____ EXTRACTED MATERIAL

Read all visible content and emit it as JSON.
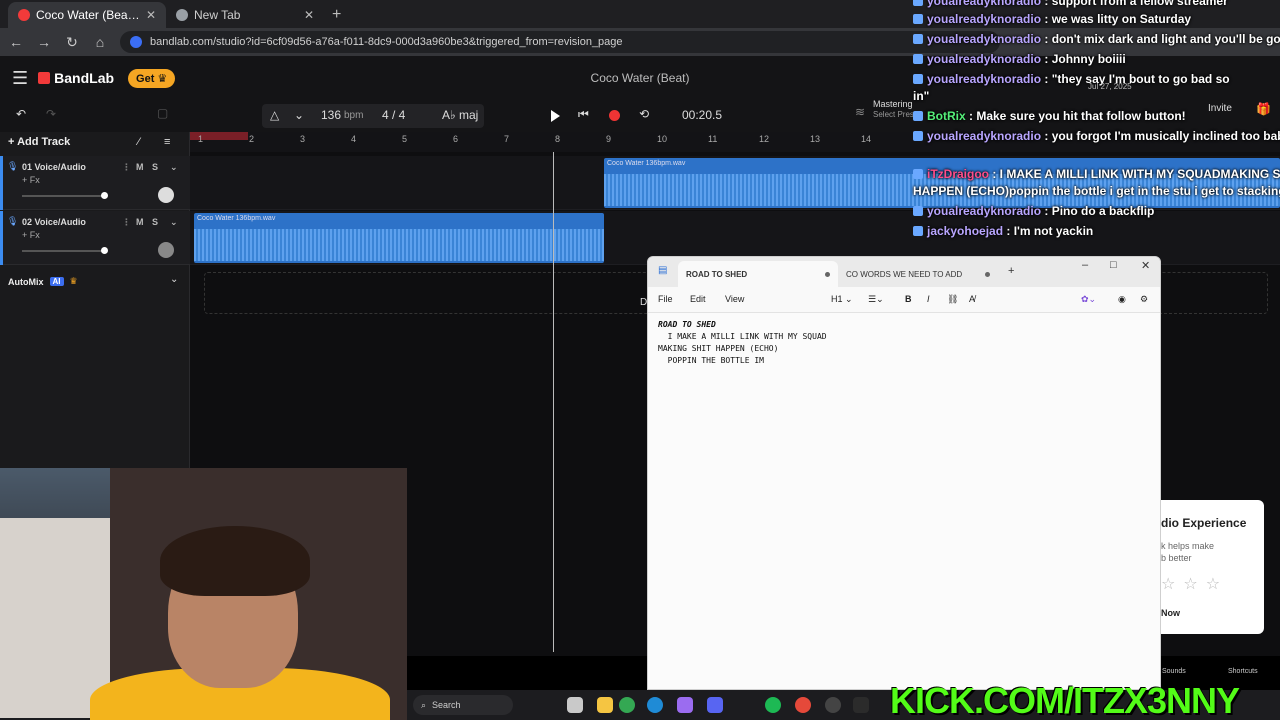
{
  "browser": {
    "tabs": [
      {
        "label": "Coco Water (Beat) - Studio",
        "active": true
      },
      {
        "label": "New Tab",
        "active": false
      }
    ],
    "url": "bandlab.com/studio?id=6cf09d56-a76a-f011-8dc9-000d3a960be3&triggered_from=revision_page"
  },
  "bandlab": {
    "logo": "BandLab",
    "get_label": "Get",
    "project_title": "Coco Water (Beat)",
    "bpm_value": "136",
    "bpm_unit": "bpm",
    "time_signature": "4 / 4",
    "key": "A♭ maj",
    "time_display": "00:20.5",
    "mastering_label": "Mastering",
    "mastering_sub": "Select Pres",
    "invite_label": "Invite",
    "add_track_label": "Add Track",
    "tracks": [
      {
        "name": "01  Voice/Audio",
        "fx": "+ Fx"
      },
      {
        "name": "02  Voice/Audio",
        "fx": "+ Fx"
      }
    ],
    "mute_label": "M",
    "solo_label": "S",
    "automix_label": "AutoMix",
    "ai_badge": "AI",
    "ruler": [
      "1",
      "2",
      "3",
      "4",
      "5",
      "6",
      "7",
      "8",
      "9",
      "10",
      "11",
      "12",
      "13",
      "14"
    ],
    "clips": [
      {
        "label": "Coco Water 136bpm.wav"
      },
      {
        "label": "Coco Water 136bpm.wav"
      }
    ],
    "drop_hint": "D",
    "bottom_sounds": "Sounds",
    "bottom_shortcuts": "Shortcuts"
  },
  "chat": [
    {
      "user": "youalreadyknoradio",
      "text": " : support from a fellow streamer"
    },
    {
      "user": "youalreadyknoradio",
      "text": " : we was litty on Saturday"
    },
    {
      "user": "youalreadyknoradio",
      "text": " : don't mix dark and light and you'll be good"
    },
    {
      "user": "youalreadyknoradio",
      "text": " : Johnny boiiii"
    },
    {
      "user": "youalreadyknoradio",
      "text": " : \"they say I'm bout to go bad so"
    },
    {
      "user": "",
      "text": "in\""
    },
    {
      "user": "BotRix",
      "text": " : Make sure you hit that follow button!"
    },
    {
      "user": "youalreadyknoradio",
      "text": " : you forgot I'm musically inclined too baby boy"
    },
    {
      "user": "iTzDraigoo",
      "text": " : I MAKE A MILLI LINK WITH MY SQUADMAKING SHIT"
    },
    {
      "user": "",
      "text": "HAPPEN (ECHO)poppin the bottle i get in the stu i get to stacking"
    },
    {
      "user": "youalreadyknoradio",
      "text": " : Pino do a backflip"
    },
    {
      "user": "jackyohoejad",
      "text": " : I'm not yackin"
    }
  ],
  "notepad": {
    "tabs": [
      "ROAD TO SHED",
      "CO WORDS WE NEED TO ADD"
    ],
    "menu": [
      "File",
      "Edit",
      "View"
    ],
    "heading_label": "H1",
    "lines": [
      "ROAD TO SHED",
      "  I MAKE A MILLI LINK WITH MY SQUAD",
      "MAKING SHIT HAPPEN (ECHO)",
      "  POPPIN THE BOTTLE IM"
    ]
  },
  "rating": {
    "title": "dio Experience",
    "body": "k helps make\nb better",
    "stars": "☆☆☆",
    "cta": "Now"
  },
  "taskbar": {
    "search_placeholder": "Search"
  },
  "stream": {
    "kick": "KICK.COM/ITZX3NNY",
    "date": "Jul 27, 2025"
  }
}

________

**TASK DIRECTIONS**
Identify the lines above that contain the word "Beat", then copy them.

**WRITTEN ANSWER**
        "label": "Coco Water (Beat) - Studio",
    "project_title": "Coco Water (Beat)",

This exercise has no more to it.